EXCERPT PROVIDED:
## Start

- Conference: North Central Conference
- Record: 3–3–2 (2–1–2 NCC)
- Head coach: Thurlo McCrady (5th season);

= 1946 South Dakota State Jackrabbits football team =

American college football season

The 1946 South Dakota State Jackrabbits football team was an American football team that represented South Dakota State University in the North Central Conference during the 1946 college football season. In its fifth season under head coach Thurlo McCrady, the team compiled a 3–3–2 record and outscored opponents by a total of 131 to 76.

## End

DATASET EXTRACT:
## Start

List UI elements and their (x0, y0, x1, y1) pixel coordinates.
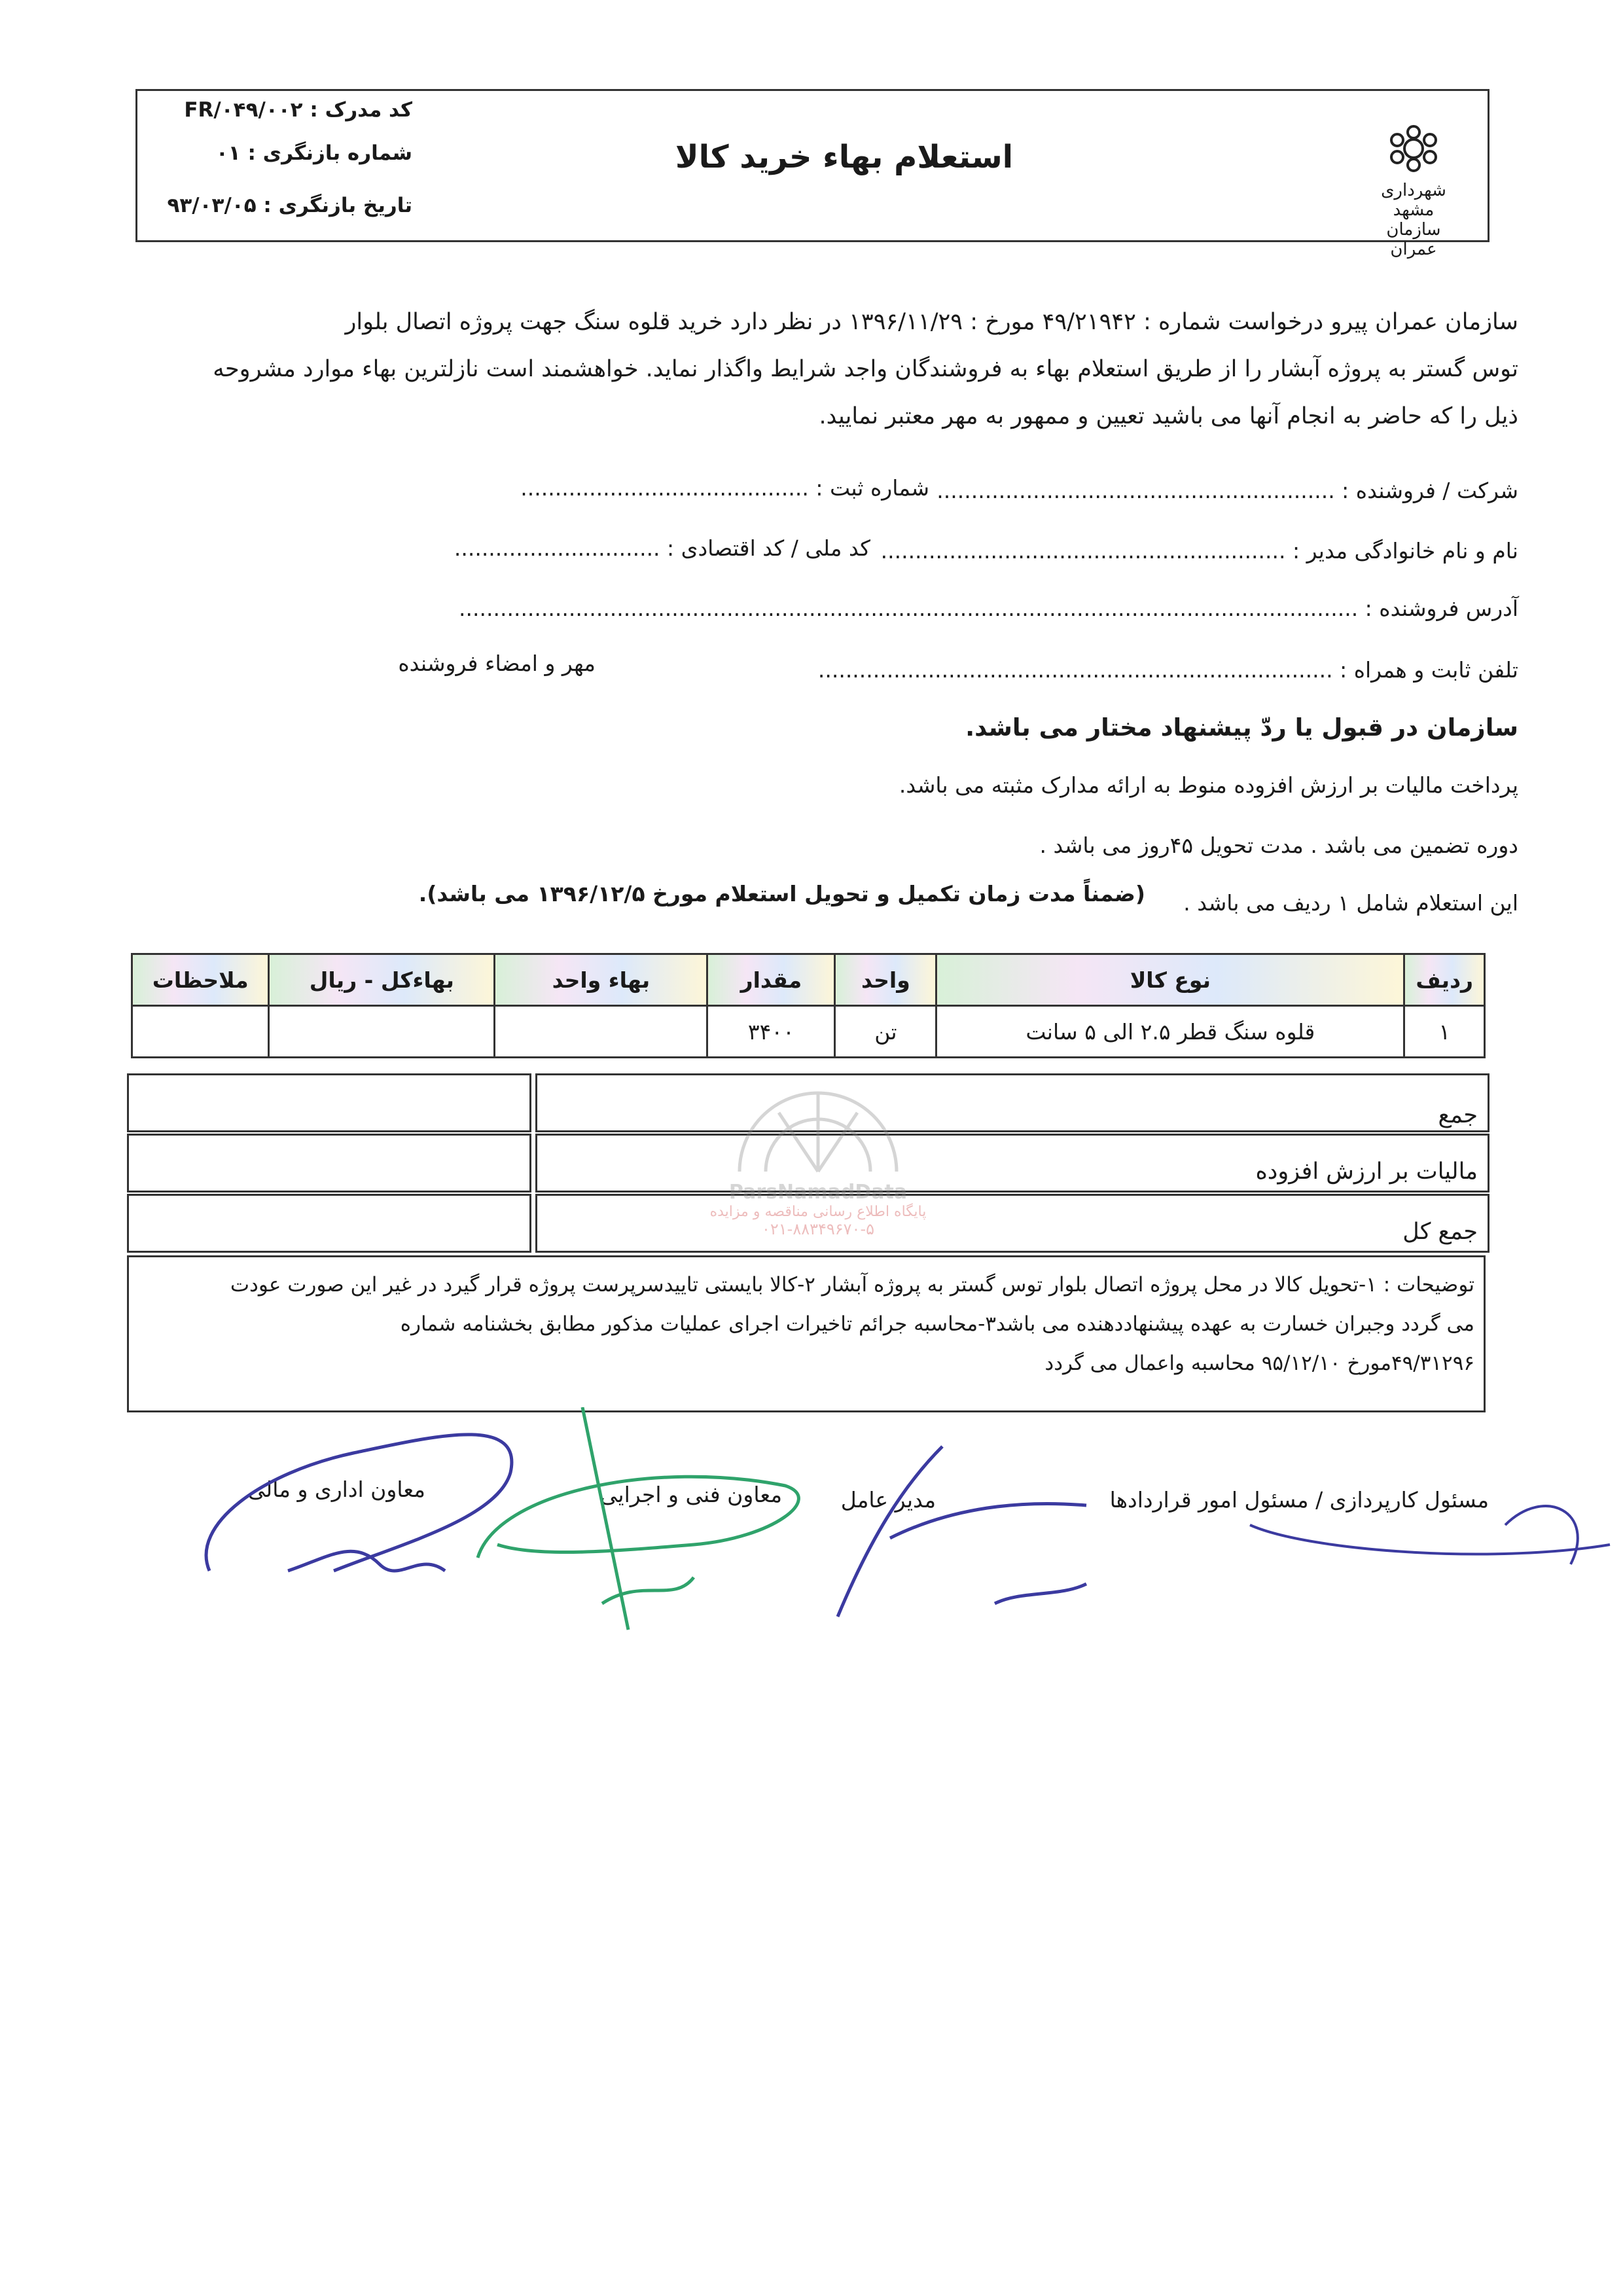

## End

Transcribe the stretch from "- Head coach: Thurlo" through "of 131 to 76." in the 1946 South Dakota State football text. The lines have nothing to do with the football team text.

THE SOLUTION:
- Head coach: Thurlo McCrady (5th season);

= 1946 South Dakota State Jackrabbits football team =

American college football season

The 1946 South Dakota State Jackrabbits football team was an American football team that represented South Dakota State University in the North Central Conference during the 1946 college football season. In its fifth season under head coach Thurlo McCrady, the team compiled a 3–3–2 record and outscored opponents by a total of 131 to 76.